Problem. Go over the entries below line by line, copying each one that contains the word "this".

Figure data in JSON
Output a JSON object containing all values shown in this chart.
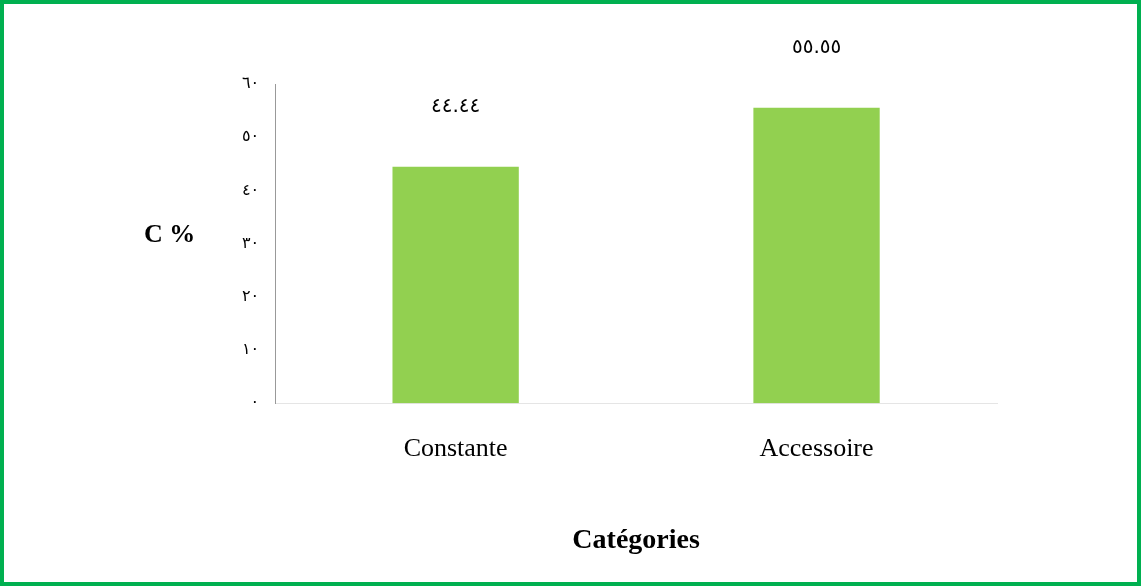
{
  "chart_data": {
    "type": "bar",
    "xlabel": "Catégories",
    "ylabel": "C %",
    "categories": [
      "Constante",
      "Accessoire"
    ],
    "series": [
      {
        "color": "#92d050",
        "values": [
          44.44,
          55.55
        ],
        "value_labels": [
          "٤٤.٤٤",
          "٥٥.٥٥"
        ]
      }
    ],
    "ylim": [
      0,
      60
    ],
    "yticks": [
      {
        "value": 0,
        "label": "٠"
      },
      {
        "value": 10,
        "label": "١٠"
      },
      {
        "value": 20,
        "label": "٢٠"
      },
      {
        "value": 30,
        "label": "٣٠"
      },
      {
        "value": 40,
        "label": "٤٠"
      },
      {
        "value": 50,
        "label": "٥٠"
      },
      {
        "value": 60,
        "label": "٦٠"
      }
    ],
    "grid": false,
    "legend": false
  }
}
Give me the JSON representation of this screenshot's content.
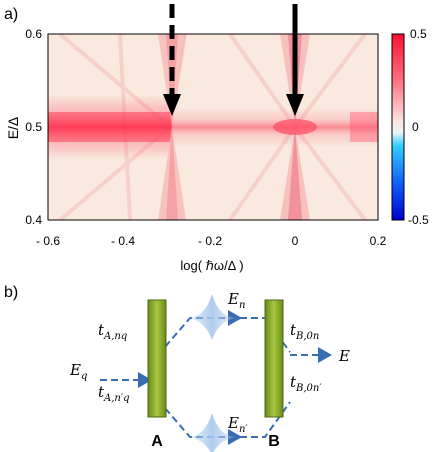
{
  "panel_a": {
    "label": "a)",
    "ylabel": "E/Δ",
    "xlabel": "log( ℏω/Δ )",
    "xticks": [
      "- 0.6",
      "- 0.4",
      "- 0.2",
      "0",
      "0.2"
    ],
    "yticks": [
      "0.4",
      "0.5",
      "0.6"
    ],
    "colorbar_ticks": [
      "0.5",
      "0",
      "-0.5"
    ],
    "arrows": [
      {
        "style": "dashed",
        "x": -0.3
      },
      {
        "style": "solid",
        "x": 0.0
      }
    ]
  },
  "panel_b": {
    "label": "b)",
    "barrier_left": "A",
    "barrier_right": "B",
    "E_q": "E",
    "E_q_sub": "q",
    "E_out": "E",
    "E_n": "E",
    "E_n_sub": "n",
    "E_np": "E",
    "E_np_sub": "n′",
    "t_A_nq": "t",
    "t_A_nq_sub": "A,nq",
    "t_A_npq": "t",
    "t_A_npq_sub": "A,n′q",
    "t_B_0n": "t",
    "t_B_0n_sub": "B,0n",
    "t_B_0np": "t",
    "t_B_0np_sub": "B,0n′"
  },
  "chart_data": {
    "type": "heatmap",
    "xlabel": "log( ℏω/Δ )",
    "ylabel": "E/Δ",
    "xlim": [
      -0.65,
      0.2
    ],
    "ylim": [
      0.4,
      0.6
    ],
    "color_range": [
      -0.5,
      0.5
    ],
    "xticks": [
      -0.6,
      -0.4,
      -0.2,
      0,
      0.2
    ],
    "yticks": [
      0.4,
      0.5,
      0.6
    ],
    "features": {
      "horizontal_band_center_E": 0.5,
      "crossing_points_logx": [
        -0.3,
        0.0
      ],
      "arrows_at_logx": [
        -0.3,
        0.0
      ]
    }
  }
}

The completed task.
Output a JSON object containing all values shown in this chart.
Give me the JSON representation of this screenshot's content.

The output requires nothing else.